§ **TASK TO CARRY OUT**
Lines holding the string "Similar" are the ones to copy from this listing.

§ **DATASET CONTENT**
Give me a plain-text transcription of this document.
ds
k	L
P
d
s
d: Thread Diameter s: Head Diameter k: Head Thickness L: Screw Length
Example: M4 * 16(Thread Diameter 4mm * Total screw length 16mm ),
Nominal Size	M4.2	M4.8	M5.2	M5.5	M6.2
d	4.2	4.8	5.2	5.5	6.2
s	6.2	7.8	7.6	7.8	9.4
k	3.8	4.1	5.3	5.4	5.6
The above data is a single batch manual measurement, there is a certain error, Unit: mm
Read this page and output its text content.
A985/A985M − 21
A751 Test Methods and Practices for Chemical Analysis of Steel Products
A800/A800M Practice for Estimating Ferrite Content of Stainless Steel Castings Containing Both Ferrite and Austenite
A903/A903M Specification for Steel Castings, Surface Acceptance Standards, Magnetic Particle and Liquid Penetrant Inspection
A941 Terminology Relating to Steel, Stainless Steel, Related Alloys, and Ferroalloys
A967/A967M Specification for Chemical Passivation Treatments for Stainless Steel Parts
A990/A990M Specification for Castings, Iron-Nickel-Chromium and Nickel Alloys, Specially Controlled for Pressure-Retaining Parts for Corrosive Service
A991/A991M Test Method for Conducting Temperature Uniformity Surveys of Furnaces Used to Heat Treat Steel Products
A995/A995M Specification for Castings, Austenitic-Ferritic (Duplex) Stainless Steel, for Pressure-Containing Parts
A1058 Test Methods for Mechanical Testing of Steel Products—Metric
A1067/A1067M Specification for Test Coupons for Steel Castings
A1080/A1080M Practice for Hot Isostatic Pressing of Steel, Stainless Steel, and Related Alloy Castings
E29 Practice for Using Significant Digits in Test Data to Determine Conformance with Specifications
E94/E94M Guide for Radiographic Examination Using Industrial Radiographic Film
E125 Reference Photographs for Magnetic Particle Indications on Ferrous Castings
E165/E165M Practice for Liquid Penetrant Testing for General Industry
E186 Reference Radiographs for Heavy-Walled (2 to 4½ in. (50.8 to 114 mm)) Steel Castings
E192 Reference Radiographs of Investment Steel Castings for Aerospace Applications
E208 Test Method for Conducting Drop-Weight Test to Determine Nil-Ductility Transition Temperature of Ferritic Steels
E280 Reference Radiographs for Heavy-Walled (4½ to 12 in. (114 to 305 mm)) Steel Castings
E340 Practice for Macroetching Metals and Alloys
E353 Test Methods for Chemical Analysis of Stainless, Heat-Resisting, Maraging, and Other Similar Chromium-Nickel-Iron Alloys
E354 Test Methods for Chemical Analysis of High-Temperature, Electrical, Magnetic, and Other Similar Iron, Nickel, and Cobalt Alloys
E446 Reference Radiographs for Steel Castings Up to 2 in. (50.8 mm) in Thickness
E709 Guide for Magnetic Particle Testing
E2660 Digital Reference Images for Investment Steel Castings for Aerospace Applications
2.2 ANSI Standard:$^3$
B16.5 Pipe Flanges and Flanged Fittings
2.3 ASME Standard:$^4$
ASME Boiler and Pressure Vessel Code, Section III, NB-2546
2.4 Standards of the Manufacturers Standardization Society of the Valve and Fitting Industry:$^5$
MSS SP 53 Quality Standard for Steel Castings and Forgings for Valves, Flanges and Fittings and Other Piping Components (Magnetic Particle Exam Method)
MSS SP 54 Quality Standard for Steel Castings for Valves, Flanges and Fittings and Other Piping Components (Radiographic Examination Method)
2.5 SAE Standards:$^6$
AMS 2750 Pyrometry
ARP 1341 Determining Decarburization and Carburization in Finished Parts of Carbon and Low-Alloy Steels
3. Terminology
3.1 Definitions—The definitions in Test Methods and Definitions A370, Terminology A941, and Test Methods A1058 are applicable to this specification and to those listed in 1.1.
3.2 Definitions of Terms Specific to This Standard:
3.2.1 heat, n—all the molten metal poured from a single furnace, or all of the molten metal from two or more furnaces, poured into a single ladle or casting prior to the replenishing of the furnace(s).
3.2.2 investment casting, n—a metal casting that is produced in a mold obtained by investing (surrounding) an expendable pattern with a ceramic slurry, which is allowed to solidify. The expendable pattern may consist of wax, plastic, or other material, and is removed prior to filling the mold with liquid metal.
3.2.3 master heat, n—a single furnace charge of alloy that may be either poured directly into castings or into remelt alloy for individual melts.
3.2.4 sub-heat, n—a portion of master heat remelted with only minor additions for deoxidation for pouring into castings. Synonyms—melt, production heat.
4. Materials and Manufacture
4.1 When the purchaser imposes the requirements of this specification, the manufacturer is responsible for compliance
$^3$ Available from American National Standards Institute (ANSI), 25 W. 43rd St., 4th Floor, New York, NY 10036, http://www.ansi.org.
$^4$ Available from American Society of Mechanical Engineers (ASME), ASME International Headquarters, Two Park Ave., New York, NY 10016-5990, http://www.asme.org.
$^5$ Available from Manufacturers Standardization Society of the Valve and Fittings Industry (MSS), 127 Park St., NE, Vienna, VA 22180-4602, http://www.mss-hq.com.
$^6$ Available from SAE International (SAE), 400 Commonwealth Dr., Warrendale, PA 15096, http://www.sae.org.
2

§ **WORKED SOLUTION**
E353 Test Methods for Chemical Analysis of Stainless, Heat-Resisting, Maraging, and Other Similar Chromium-Nickel-Iron Alloys
E354 Test Methods for Chemical Analysis of High-Temperature, Electrical, Magnetic, and Other Similar Iron, Nickel, and Cobalt Alloys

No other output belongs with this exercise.